↓
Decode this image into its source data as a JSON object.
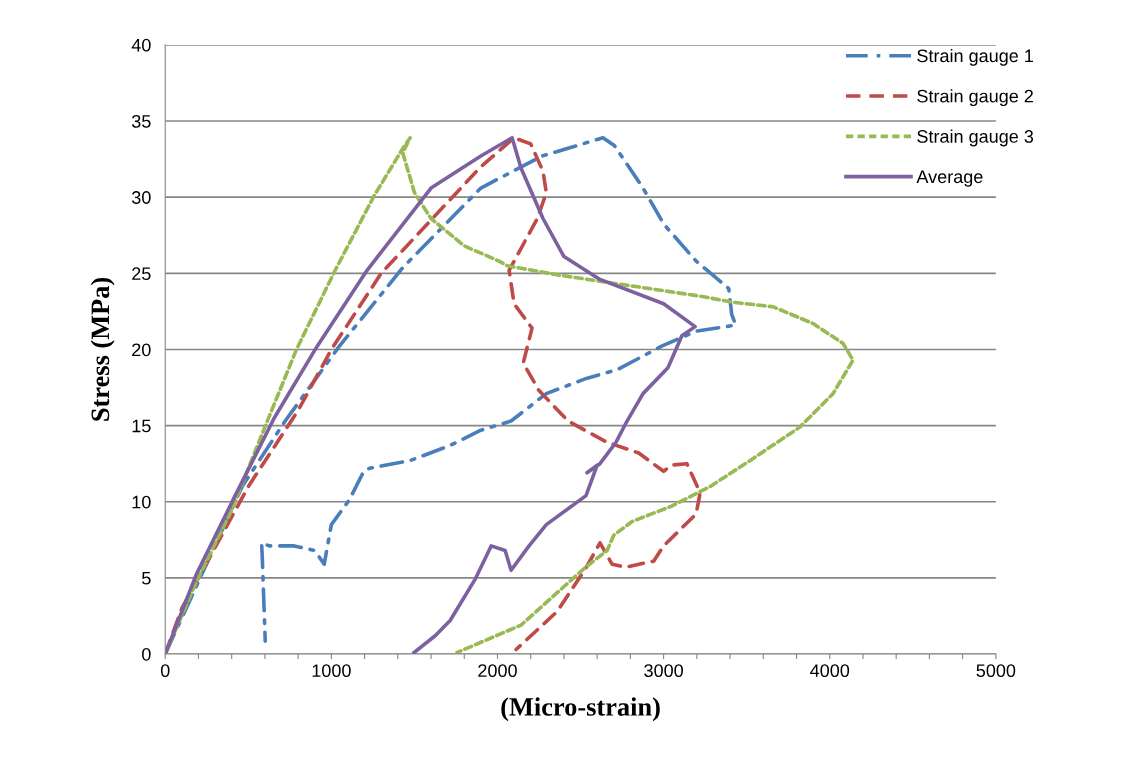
{
  "chart_data": {
    "type": "line",
    "xlabel": "(Micro-strain)",
    "ylabel": "Stress (MPa)",
    "xlim": [
      0,
      5000
    ],
    "ylim": [
      0,
      40
    ],
    "xticks": [
      0,
      {
        "value": 200,
        "label": null
      },
      {
        "value": 400,
        "label": null
      },
      {
        "value": 600,
        "label": null
      },
      {
        "value": 800,
        "label": null
      },
      1000,
      {
        "value": 1200,
        "label": null
      },
      {
        "value": 1400,
        "label": null
      },
      {
        "value": 1600,
        "label": null
      },
      {
        "value": 1800,
        "label": null
      },
      2000,
      {
        "value": 2200,
        "label": null
      },
      {
        "value": 2400,
        "label": null
      },
      {
        "value": 2600,
        "label": null
      },
      {
        "value": 2800,
        "label": null
      },
      3000,
      {
        "value": 3200,
        "label": null
      },
      {
        "value": 3400,
        "label": null
      },
      {
        "value": 3600,
        "label": null
      },
      {
        "value": 3800,
        "label": null
      },
      4000,
      {
        "value": 4200,
        "label": null
      },
      {
        "value": 4400,
        "label": null
      },
      {
        "value": 4600,
        "label": null
      },
      {
        "value": 4800,
        "label": null
      },
      5000
    ],
    "yticks": [
      0,
      5,
      10,
      15,
      20,
      25,
      30,
      35,
      40
    ],
    "grid": "y",
    "legend": "top right",
    "marker": "none",
    "series": [
      {
        "name": "Strain gauge 1",
        "color": "#4a7ebb",
        "line_style": "dashdot",
        "x": [
          0,
          463,
          722,
          1047,
          1432,
          1900,
          2268,
          2635,
          2703,
          2876,
          3003,
          3196,
          3392,
          3410,
          3434,
          3196,
          2985,
          2727,
          2535,
          2294,
          2082,
          1900,
          1715,
          1474,
          1230,
          1195,
          1107,
          1000,
          957,
          900,
          776,
          626,
          580,
          584,
          595,
          602
        ],
        "values": [
          0,
          11.0,
          15.3,
          20.2,
          25.4,
          30.6,
          32.7,
          33.9,
          33.4,
          30.6,
          28.2,
          25.8,
          24.0,
          22.3,
          21.6,
          21.2,
          20.2,
          18.7,
          18.1,
          17.1,
          15.3,
          14.7,
          13.7,
          12.7,
          12.2,
          12.0,
          10.1,
          8.5,
          5.9,
          6.8,
          7.1,
          7.1,
          7.3,
          6.4,
          3.0,
          0.85
        ]
      },
      {
        "name": "Strain gauge 2",
        "color": "#be4b48",
        "line_style": "dashed",
        "x": [
          0,
          100,
          300,
          500,
          800,
          1000,
          1300,
          1600,
          1900,
          2100,
          2200,
          2274,
          2294,
          2240,
          2125,
          2070,
          2100,
          2208,
          2155,
          2250,
          2425,
          2660,
          2850,
          3000,
          3045,
          3140,
          3220,
          3196,
          3000,
          2940,
          2770,
          2690,
          2617,
          2535,
          2360,
          2112
        ],
        "values": [
          0,
          3.0,
          7.0,
          11.0,
          16.0,
          20.0,
          25.0,
          28.5,
          32.0,
          33.9,
          33.5,
          31.7,
          30.3,
          28.6,
          26.3,
          25.2,
          23.0,
          21.4,
          19.1,
          17.3,
          15.3,
          13.9,
          13.2,
          12.0,
          12.4,
          12.5,
          10.6,
          9.2,
          7.1,
          6.1,
          5.7,
          5.9,
          7.3,
          5.7,
          2.8,
          0.3
        ]
      },
      {
        "name": "Strain gauge 3",
        "color": "#98b954",
        "line_style": "dotted",
        "x": [
          0,
          186,
          398,
          596,
          790,
          1023,
          1258,
          1430,
          1474,
          1430,
          1500,
          1600,
          1800,
          2010,
          2058,
          2360,
          2790,
          3220,
          3420,
          3660,
          3900,
          4080,
          4140,
          4020,
          3820,
          3520,
          3280,
          3045,
          2810,
          2700,
          2660,
          2530,
          2142,
          1757
        ],
        "values": [
          0,
          4.7,
          9.4,
          14.8,
          20.0,
          25.2,
          30.1,
          33.2,
          33.9,
          32.9,
          30.3,
          28.6,
          26.8,
          25.8,
          25.5,
          24.9,
          24.2,
          23.5,
          23.1,
          22.8,
          21.7,
          20.4,
          19.3,
          17.1,
          14.9,
          12.7,
          11.0,
          9.7,
          8.7,
          7.8,
          6.8,
          5.7,
          1.9,
          0.1
        ]
      },
      {
        "name": "Average",
        "color": "#7d60a0",
        "line_style": "solid",
        "x": [
          0,
          186,
          421,
          656,
          914,
          1215,
          1600,
          1900,
          2088,
          2142,
          2274,
          2400,
          2617,
          3000,
          3190,
          3110,
          3026,
          2876,
          2780,
          2713,
          2617,
          2539,
          2600,
          2533,
          2294,
          2190,
          2082,
          2046,
          1962,
          1865,
          1715,
          1625,
          1498
        ],
        "values": [
          0,
          5.2,
          10.4,
          15.5,
          20.2,
          25.2,
          30.6,
          32.7,
          33.9,
          31.9,
          28.6,
          26.1,
          24.6,
          23.0,
          21.5,
          20.9,
          18.8,
          17.1,
          15.3,
          13.9,
          12.5,
          11.9,
          12.4,
          10.4,
          8.5,
          7.1,
          5.5,
          6.8,
          7.1,
          4.9,
          2.2,
          1.2,
          0.1
        ]
      }
    ]
  }
}
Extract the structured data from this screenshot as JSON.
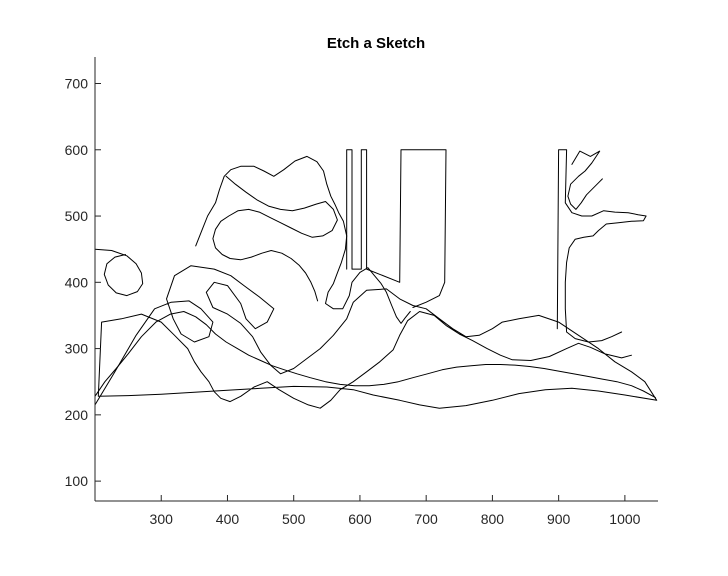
↑
▶ **What needs to be done**:
Find the word "gauge" in the material, then list each line that holds it.

▶ **Response to the task**:
        "name": "Strain gauge 1",
        "name": "Strain gauge 2",
        "name": "Strain gauge 3",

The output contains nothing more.